#### WORK INSTRUCTIONS:
Find the lines of data that contain the string "anar", then list them.

Records from a data collection:
==*==

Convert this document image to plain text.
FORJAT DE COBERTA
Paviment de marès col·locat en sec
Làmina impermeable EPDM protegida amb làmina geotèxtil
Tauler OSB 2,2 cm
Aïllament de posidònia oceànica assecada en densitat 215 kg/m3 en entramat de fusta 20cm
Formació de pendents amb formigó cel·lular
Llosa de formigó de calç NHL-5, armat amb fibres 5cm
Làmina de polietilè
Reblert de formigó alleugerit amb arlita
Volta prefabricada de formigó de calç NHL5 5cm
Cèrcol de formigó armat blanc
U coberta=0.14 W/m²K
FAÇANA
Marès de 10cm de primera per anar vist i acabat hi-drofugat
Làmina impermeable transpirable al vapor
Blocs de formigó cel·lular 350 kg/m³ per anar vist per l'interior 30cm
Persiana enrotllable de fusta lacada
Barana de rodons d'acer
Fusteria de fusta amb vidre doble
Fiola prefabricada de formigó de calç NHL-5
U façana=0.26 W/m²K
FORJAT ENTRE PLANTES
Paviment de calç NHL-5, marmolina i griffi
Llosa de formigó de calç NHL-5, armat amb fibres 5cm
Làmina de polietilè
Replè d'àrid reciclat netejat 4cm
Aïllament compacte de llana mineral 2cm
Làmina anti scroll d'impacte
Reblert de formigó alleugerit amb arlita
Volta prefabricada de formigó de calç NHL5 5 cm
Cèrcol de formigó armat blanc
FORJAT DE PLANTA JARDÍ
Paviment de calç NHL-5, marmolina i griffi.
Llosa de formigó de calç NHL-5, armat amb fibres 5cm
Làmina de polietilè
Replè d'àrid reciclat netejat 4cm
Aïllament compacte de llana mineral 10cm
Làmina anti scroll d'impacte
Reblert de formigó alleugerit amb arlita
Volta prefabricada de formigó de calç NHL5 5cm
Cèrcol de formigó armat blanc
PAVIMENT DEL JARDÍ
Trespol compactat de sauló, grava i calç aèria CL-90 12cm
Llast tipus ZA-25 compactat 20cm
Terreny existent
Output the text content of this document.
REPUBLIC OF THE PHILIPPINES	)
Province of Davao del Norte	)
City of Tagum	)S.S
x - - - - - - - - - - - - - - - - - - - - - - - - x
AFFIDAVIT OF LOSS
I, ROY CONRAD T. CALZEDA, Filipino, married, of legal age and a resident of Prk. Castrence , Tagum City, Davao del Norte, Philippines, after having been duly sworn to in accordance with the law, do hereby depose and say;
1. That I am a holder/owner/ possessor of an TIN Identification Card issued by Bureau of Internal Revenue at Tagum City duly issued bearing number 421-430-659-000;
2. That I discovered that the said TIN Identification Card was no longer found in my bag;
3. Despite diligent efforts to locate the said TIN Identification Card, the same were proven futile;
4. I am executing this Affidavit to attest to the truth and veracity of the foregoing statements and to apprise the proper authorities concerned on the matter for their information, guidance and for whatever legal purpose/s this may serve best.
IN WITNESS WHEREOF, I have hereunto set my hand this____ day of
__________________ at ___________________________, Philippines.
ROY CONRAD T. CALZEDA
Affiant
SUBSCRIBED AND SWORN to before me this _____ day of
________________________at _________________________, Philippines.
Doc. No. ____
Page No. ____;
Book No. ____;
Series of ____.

==*==

#### SOLUTION FOR THIS EXERCISE:
Marès de 10cm de primera per anar vist i acabat hi-drofugat
Blocs de formigó cel·lular 350 kg/m³ per anar vist per l'interior 30cm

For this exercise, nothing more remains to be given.